[Written task] Copy all of the material below word for word, line by line, but leave the pictures out.

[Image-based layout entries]
========================

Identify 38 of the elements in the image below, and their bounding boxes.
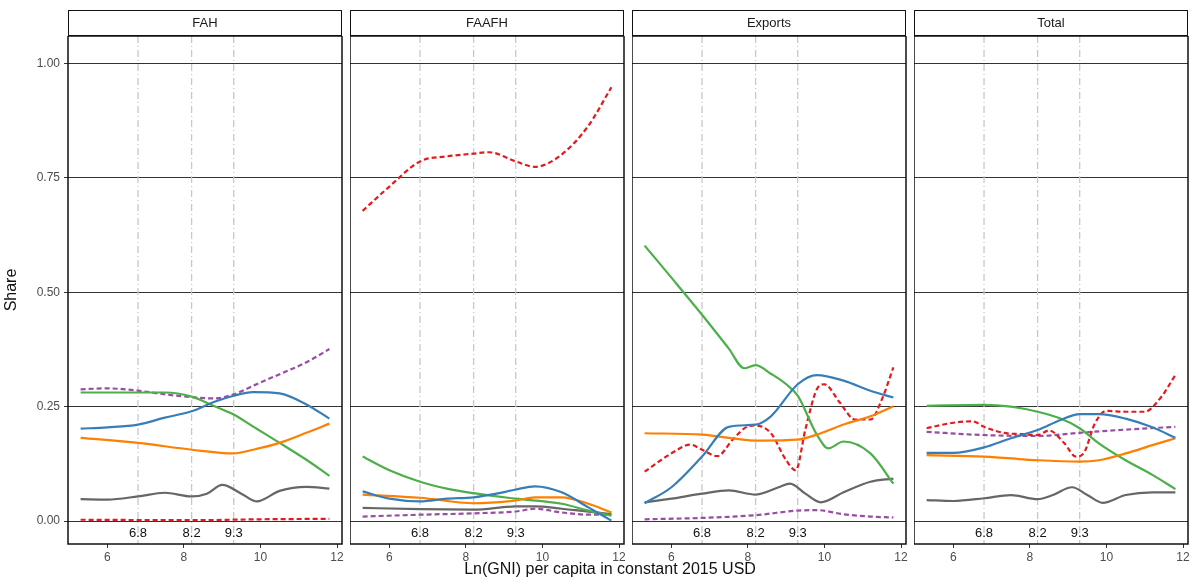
- ref-line-label: 9.3: [506, 524, 525, 540]
- y-tick-label: 0.00: [36, 513, 61, 528]
- y-tick-label: 0.50: [36, 284, 61, 299]
- chart-title: FAH: [68, 10, 342, 36]
- x-tick-label: 10: [253, 549, 268, 564]
- x-tick-label: 10: [817, 549, 832, 564]
- x-tick-label: 8: [1026, 549, 1034, 564]
- ref-line-label: 8.2: [464, 524, 483, 540]
- line-series: [79, 483, 331, 503]
- y-tick-label: 1.00: [36, 55, 61, 70]
- ref-line-label: 8.2: [746, 524, 765, 540]
- x-tick-label: 10: [1099, 549, 1114, 564]
- line-series: [79, 391, 331, 477]
- x-tick-label: 12: [894, 549, 909, 564]
- ref-line-label: 6.8: [410, 524, 430, 540]
- line-series: [79, 390, 331, 430]
- ref-line-label: 8.2: [182, 524, 201, 540]
- ref-line-label: 6.8: [692, 524, 712, 540]
- x-tick-label: 12: [1176, 549, 1191, 564]
- ref-line-label: 9.3: [224, 524, 243, 540]
- line-series: [79, 347, 331, 400]
- chart-title: FAAFH: [350, 10, 624, 36]
- chart-title: Exports: [632, 10, 906, 36]
- chart-title: Total: [914, 10, 1188, 36]
- y-tick-label: 0.75: [36, 170, 61, 185]
- ref-line-label: 9.3: [1070, 524, 1089, 540]
- x-tick-label: 8: [180, 549, 188, 564]
- ref-line-label: 9.3: [788, 524, 807, 540]
- y-axis-title: Share: [2, 268, 20, 312]
- y-tick-label: 0.25: [36, 399, 61, 414]
- x-tick-label: 6: [950, 549, 958, 564]
- x-tick-label: 6: [386, 549, 394, 564]
- ref-line-label: 8.2: [1028, 524, 1047, 540]
- ref-line-label: 6.8: [128, 524, 148, 540]
- ref-line-label: 6.8: [974, 524, 994, 540]
- x-tick-label: 6: [104, 549, 112, 564]
- x-tick-label: 12: [330, 549, 345, 564]
- line-series: [79, 422, 331, 455]
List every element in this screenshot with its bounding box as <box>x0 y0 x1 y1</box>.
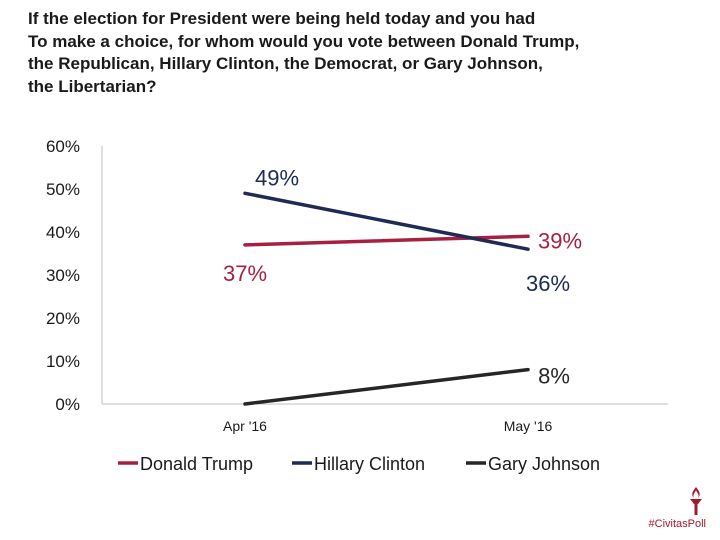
legend: Donald Trump Hillary Clinton Gary Johnson <box>118 454 600 474</box>
brand-hashtag: #CivitasPoll <box>648 518 706 530</box>
chart-title: If the election for President were being… <box>28 8 708 98</box>
y-tick-label: 10% <box>46 352 80 371</box>
data-label: 37% <box>223 261 267 286</box>
x-tick-label: May '16 <box>504 418 553 434</box>
data-label: 8% <box>538 364 570 389</box>
civitas-brand: #CivitasPoll <box>649 486 706 530</box>
legend-label: Hillary Clinton <box>314 454 425 474</box>
y-tick-label: 40% <box>46 223 80 242</box>
torch-icon <box>690 487 702 515</box>
legend-label: Gary Johnson <box>488 454 600 474</box>
title-line: To make a choice, for whom would you vot… <box>28 31 580 51</box>
x-tick-label: Apr '16 <box>223 418 267 434</box>
data-labels: 37% 39% 49% 36% 8% <box>223 165 582 388</box>
title-line: the Libertarian? <box>28 76 157 96</box>
y-tick-label: 50% <box>46 180 80 199</box>
series-line <box>243 234 530 247</box>
data-label: 36% <box>526 271 570 296</box>
series-lines <box>243 191 530 406</box>
data-label: 39% <box>538 228 582 253</box>
legend-label: Donald Trump <box>140 454 253 474</box>
y-tick-label: 60% <box>46 137 80 156</box>
title-line: If the election for President were being… <box>28 9 536 28</box>
axes: 0% 10% 20% 30% 40% 50% 60% Apr '16 May '16 <box>46 137 668 434</box>
series-line <box>243 367 530 406</box>
series-line <box>243 191 530 251</box>
y-tick-label: 20% <box>46 309 80 328</box>
line-chart: 0% 10% 20% 30% 40% 50% 60% Apr '16 May '16 37% 39… <box>46 137 668 474</box>
y-tick-label: 0% <box>55 395 80 414</box>
y-tick-label: 30% <box>46 266 80 285</box>
data-label: 49% <box>255 165 299 190</box>
title-line: the Republican, Hillary Clinton, the Dem… <box>28 54 543 73</box>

========================

[Problem solution]
Identify 38 of the elements in the image below, and their bounding boxes.
- ref-line-label: 9.3: [506, 524, 525, 540]
- y-tick-label: 0.00: [36, 513, 61, 528]
- y-tick-label: 0.50: [36, 284, 61, 299]
- chart-title: FAH: [68, 10, 342, 36]
- x-tick-label: 10: [253, 549, 268, 564]
- x-tick-label: 10: [817, 549, 832, 564]
- x-tick-label: 8: [1026, 549, 1034, 564]
- ref-line-label: 8.2: [464, 524, 483, 540]
- line-series: [79, 483, 331, 503]
- y-tick-label: 1.00: [36, 55, 61, 70]
- ref-line-label: 8.2: [746, 524, 765, 540]
- x-tick-label: 10: [1099, 549, 1114, 564]
- line-series: [79, 391, 331, 477]
- x-tick-label: 12: [894, 549, 909, 564]
- ref-line-label: 6.8: [410, 524, 430, 540]
- line-series: [79, 390, 331, 430]
- ref-line-label: 8.2: [182, 524, 201, 540]
- ref-line-label: 6.8: [692, 524, 712, 540]
- x-tick-label: 12: [1176, 549, 1191, 564]
- ref-line-label: 9.3: [224, 524, 243, 540]
- line-series: [79, 347, 331, 400]
- chart-title: FAAFH: [350, 10, 624, 36]
- chart-title: Exports: [632, 10, 906, 36]
- chart-title: Total: [914, 10, 1188, 36]
- y-tick-label: 0.75: [36, 170, 61, 185]
- ref-line-label: 9.3: [1070, 524, 1089, 540]
- x-tick-label: 8: [180, 549, 188, 564]
- ref-line-label: 9.3: [788, 524, 807, 540]
- y-axis-title: Share: [2, 268, 20, 312]
- y-tick-label: 0.25: [36, 399, 61, 414]
- x-tick-label: 6: [950, 549, 958, 564]
- x-tick-label: 6: [386, 549, 394, 564]
- ref-line-label: 8.2: [1028, 524, 1047, 540]
- ref-line-label: 6.8: [128, 524, 148, 540]
- ref-line-label: 6.8: [974, 524, 994, 540]
- x-tick-label: 6: [104, 549, 112, 564]
- x-tick-label: 12: [330, 549, 345, 564]
- line-series: [79, 422, 331, 455]
List every element in this screenshot with its bounding box as <box>x0 y0 x1 y1</box>.
legend: Donald Trump Hillary Clinton Gary Johnson <box>118 454 600 474</box>
brand-hashtag: #CivitasPoll <box>648 518 706 530</box>
chart-title: If the election for President were being… <box>28 8 708 98</box>
y-tick-label: 10% <box>46 352 80 371</box>
data-label: 37% <box>223 261 267 286</box>
x-tick-label: May '16 <box>504 418 553 434</box>
data-label: 8% <box>538 364 570 389</box>
civitas-brand: #CivitasPoll <box>649 486 706 530</box>
legend-label: Hillary Clinton <box>314 454 425 474</box>
y-tick-label: 40% <box>46 223 80 242</box>
torch-icon <box>690 487 702 515</box>
legend-label: Gary Johnson <box>488 454 600 474</box>
title-line: To make a choice, for whom would you vot… <box>28 31 580 51</box>
x-tick-label: Apr '16 <box>223 418 267 434</box>
data-labels: 37% 39% 49% 36% 8% <box>223 165 582 388</box>
title-line: the Libertarian? <box>28 76 157 96</box>
y-tick-label: 50% <box>46 180 80 199</box>
series-line <box>243 234 530 247</box>
data-label: 36% <box>526 271 570 296</box>
series-lines <box>243 191 530 406</box>
data-label: 39% <box>538 228 582 253</box>
legend-label: Donald Trump <box>140 454 253 474</box>
y-tick-label: 60% <box>46 137 80 156</box>
title-line: If the election for President were being… <box>28 9 536 28</box>
axes: 0% 10% 20% 30% 40% 50% 60% Apr '16 May '16 <box>46 137 668 434</box>
series-line <box>243 367 530 406</box>
series-line <box>243 191 530 251</box>
y-tick-label: 20% <box>46 309 80 328</box>
line-chart: 0% 10% 20% 30% 40% 50% 60% Apr '16 May '16 37% 39… <box>46 137 668 474</box>
y-tick-label: 0% <box>55 395 80 414</box>
y-tick-label: 30% <box>46 266 80 285</box>
data-label: 49% <box>255 165 299 190</box>
title-line: the Republican, Hillary Clinton, the Dem… <box>28 54 543 73</box>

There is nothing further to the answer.